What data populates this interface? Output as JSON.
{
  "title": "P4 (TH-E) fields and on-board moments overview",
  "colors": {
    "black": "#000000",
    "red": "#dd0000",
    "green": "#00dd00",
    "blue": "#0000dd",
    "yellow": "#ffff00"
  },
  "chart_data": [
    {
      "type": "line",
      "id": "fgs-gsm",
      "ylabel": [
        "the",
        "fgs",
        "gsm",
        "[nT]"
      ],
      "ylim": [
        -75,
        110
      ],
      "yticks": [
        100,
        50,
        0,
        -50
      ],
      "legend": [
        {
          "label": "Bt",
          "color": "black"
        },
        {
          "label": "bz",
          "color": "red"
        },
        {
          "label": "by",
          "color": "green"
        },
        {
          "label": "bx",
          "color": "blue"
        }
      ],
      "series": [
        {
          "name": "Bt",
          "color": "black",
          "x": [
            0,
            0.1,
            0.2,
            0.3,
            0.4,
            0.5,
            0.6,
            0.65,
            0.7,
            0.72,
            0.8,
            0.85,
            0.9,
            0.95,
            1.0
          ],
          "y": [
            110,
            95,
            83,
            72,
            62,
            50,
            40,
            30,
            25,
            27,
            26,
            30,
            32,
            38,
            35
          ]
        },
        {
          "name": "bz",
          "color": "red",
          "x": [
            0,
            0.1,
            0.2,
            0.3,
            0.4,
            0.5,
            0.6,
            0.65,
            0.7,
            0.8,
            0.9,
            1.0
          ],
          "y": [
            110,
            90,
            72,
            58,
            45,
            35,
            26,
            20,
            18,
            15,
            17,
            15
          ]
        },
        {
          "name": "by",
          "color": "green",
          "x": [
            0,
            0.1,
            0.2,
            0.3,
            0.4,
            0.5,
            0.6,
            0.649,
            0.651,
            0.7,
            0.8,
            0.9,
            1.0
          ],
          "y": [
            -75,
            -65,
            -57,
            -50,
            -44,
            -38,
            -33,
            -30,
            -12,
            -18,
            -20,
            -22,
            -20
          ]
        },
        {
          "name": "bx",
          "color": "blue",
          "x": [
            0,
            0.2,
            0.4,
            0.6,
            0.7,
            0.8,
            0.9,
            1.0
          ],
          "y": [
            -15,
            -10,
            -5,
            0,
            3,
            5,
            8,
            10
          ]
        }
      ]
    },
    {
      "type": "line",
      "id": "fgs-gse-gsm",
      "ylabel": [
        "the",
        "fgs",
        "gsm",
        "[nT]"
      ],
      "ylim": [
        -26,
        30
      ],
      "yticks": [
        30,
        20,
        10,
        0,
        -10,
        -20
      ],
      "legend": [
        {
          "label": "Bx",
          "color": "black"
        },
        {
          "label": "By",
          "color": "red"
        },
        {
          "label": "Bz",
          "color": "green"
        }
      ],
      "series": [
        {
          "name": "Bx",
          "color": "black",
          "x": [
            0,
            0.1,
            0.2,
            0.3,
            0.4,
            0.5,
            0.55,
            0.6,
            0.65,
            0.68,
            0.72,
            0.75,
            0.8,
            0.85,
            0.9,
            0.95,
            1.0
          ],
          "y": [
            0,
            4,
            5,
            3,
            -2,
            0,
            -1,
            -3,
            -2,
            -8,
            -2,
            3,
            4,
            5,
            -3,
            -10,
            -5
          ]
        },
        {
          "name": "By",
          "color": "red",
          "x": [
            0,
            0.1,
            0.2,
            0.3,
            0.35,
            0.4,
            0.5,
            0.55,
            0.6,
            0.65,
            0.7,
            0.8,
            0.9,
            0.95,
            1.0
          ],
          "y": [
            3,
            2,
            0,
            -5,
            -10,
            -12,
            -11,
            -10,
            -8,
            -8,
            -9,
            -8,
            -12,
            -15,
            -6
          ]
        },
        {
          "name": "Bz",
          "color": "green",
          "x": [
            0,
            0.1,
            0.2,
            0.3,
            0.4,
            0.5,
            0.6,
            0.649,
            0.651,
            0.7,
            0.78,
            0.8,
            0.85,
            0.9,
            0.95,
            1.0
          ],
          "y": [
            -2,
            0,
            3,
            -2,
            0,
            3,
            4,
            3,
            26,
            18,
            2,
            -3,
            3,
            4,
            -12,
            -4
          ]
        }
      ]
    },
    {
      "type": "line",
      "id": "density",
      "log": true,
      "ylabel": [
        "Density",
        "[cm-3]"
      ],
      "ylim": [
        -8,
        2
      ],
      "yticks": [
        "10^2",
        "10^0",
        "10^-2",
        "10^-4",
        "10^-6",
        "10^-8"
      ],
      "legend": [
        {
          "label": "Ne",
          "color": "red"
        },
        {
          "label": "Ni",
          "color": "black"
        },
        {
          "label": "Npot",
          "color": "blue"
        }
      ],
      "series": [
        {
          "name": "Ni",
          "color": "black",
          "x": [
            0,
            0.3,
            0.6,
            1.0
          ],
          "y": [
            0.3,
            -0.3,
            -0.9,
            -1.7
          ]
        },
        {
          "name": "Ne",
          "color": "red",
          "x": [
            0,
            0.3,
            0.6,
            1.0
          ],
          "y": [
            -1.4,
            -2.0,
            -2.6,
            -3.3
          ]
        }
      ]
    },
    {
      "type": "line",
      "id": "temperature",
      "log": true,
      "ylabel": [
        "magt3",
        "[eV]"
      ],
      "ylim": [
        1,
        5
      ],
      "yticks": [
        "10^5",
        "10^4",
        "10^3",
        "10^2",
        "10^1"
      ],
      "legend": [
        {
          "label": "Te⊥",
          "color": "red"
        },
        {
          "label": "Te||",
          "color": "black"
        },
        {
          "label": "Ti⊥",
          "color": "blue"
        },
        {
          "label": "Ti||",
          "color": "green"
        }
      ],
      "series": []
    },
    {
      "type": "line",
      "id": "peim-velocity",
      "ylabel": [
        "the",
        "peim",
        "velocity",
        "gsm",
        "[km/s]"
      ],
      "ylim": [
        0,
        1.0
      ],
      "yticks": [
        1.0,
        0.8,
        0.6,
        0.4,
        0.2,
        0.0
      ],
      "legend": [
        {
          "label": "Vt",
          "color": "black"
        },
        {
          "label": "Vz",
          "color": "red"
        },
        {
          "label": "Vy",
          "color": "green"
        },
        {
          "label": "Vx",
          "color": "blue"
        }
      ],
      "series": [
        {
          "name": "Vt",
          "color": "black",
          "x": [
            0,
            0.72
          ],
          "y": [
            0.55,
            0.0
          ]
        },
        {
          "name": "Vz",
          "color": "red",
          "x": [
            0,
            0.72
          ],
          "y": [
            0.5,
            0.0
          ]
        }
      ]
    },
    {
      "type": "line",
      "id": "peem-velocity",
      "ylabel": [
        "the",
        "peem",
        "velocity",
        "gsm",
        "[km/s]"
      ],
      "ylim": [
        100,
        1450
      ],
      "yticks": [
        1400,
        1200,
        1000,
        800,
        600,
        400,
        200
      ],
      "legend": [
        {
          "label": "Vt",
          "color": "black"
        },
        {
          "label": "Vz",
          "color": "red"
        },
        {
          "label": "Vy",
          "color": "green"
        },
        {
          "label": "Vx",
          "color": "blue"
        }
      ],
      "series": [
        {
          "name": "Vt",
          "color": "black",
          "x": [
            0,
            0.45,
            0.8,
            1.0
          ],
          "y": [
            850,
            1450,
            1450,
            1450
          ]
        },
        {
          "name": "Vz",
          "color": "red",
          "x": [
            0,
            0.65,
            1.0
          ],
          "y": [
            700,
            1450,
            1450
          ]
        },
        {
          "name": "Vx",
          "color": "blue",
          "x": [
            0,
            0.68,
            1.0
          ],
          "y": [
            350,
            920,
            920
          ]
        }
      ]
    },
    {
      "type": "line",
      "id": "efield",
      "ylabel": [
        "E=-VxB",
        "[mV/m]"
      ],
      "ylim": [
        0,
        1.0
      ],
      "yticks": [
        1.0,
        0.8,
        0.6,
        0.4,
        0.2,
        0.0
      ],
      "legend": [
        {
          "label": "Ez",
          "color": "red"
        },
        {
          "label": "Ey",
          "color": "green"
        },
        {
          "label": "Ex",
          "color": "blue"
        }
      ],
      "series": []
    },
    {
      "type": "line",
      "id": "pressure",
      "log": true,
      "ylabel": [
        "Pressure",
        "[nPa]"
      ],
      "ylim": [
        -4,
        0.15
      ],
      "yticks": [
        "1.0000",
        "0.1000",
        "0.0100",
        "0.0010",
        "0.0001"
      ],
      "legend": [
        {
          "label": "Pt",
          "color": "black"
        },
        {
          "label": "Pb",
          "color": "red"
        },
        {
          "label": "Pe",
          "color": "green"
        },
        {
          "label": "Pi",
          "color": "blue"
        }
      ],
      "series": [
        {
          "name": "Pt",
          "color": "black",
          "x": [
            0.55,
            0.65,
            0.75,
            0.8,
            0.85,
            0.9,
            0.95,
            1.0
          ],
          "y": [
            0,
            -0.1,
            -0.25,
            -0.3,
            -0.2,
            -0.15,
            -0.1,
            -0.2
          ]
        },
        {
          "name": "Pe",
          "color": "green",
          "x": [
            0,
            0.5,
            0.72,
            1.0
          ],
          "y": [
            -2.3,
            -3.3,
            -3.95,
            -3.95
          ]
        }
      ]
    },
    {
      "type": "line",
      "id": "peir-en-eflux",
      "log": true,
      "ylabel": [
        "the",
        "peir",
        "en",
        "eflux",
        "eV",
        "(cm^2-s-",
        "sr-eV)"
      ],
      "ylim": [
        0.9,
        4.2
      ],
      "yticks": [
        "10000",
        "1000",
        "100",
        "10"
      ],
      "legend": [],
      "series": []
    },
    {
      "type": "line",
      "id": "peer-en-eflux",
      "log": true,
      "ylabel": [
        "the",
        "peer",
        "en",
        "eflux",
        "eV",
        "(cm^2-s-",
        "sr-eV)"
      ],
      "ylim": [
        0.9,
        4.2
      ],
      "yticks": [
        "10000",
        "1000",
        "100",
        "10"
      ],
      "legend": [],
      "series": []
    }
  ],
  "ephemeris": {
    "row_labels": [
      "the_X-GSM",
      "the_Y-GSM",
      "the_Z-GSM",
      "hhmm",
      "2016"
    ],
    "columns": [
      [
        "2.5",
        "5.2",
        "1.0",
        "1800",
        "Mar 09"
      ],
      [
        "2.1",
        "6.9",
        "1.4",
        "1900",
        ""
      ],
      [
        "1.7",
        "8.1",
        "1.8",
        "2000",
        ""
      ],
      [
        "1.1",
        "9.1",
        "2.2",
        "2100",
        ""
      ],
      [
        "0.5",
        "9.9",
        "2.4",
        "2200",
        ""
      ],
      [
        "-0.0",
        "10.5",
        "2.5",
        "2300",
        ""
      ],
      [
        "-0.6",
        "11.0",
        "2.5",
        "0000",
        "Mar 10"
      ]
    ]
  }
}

....

▶ **EXERCISE**
Copy all lines from the entries that contain the word "eflux".

▶ **EXERCISE RESULT**
      "id": "peir-en-eflux",
        "eflux",
      "id": "peer-en-eflux",
        "eflux",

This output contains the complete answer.